**** Records

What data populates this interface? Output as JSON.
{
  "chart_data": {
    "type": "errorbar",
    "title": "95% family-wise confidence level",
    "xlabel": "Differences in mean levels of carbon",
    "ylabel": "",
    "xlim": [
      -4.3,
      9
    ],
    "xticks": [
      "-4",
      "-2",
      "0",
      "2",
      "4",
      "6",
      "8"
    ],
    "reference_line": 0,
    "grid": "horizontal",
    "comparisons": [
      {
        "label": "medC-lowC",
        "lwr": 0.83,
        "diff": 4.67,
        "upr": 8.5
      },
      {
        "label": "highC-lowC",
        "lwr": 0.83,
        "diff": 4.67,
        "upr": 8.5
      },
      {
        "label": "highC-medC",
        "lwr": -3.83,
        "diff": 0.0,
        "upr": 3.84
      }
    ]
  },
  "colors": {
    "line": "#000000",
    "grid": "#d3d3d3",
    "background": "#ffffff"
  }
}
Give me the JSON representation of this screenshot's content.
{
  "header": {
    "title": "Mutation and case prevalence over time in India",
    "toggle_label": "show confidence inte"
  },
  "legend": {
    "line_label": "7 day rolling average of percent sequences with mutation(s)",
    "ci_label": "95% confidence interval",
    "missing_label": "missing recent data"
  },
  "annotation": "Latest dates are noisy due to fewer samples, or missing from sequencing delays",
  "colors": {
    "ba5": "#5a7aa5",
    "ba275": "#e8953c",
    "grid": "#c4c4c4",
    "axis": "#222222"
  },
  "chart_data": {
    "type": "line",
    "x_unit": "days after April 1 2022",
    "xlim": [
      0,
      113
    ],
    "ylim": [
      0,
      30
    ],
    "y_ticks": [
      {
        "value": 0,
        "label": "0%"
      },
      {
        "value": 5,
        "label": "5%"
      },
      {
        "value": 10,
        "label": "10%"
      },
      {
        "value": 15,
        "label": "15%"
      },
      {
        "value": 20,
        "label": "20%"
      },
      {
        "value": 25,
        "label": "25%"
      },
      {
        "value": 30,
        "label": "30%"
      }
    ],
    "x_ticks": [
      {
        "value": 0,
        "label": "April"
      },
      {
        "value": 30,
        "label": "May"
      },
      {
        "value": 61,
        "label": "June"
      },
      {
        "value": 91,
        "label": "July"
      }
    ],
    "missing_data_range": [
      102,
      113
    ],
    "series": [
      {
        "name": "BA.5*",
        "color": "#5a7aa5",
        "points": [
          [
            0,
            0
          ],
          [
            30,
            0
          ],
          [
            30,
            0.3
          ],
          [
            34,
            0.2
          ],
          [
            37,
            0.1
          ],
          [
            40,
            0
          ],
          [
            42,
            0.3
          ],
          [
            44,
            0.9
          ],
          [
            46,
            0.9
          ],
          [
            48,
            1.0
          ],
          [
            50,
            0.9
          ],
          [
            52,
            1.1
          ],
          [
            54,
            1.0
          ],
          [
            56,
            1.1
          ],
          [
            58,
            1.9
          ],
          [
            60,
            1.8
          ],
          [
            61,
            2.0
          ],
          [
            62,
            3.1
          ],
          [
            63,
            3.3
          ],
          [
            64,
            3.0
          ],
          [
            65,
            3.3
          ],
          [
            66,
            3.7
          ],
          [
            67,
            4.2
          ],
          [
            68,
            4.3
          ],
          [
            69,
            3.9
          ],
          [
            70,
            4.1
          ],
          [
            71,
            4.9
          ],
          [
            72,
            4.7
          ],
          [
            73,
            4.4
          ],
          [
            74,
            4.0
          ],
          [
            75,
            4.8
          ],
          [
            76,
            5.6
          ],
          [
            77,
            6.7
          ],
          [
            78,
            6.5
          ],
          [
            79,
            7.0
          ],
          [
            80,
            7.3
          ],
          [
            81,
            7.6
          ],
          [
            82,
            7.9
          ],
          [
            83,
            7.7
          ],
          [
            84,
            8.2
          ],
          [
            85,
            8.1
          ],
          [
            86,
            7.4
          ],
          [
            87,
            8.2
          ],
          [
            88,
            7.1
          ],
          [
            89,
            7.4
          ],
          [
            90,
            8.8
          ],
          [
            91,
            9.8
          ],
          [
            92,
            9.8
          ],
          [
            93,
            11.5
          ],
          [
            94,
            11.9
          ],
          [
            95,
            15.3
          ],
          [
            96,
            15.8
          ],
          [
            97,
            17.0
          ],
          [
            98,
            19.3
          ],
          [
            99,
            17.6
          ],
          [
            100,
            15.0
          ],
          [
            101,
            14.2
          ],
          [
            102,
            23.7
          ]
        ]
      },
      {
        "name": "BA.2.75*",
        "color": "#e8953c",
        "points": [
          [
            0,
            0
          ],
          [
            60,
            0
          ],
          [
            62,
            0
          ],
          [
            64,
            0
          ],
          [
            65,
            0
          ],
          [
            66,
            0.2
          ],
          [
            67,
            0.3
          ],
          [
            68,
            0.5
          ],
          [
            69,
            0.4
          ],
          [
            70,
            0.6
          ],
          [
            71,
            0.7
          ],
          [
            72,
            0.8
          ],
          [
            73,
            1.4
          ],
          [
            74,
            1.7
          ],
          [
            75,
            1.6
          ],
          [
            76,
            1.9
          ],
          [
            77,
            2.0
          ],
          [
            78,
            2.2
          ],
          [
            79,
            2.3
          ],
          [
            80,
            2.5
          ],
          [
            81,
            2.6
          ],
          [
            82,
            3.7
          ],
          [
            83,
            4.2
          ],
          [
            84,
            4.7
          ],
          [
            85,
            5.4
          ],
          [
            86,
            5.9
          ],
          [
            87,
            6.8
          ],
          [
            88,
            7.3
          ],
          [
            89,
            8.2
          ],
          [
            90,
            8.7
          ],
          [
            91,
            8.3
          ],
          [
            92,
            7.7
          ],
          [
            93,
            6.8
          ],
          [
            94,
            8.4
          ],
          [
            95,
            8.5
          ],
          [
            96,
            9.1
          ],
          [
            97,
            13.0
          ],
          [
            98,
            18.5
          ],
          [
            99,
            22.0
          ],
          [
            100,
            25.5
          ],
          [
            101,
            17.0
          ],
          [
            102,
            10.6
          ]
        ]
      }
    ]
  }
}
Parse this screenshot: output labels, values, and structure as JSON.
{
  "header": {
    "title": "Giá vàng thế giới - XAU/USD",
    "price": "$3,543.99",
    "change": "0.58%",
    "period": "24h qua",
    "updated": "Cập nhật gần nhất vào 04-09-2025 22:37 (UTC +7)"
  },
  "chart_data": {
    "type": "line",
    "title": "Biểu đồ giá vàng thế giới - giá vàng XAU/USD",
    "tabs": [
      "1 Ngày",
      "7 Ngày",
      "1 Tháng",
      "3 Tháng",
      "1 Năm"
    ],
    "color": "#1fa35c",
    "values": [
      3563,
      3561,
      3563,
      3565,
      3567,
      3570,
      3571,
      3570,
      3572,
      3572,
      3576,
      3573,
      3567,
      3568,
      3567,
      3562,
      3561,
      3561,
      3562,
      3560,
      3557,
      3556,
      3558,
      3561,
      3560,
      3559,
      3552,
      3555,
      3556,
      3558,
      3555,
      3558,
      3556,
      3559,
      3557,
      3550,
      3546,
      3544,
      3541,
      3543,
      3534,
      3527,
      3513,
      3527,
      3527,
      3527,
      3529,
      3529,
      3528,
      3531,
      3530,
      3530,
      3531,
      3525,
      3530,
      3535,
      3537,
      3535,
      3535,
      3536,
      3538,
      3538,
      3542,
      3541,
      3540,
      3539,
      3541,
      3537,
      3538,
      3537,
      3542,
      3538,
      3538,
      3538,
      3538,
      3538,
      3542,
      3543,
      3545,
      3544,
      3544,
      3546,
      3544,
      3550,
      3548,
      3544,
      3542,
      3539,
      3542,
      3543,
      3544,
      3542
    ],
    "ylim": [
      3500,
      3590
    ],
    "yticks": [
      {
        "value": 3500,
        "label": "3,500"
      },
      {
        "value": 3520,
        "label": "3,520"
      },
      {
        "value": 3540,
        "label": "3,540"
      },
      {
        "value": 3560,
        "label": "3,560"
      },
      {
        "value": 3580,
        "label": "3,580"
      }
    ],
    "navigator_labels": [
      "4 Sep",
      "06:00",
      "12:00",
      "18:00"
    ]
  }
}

********

Task objective: How many lines of the records contain the string "confidence"? Respond with the number alone.

The response: 3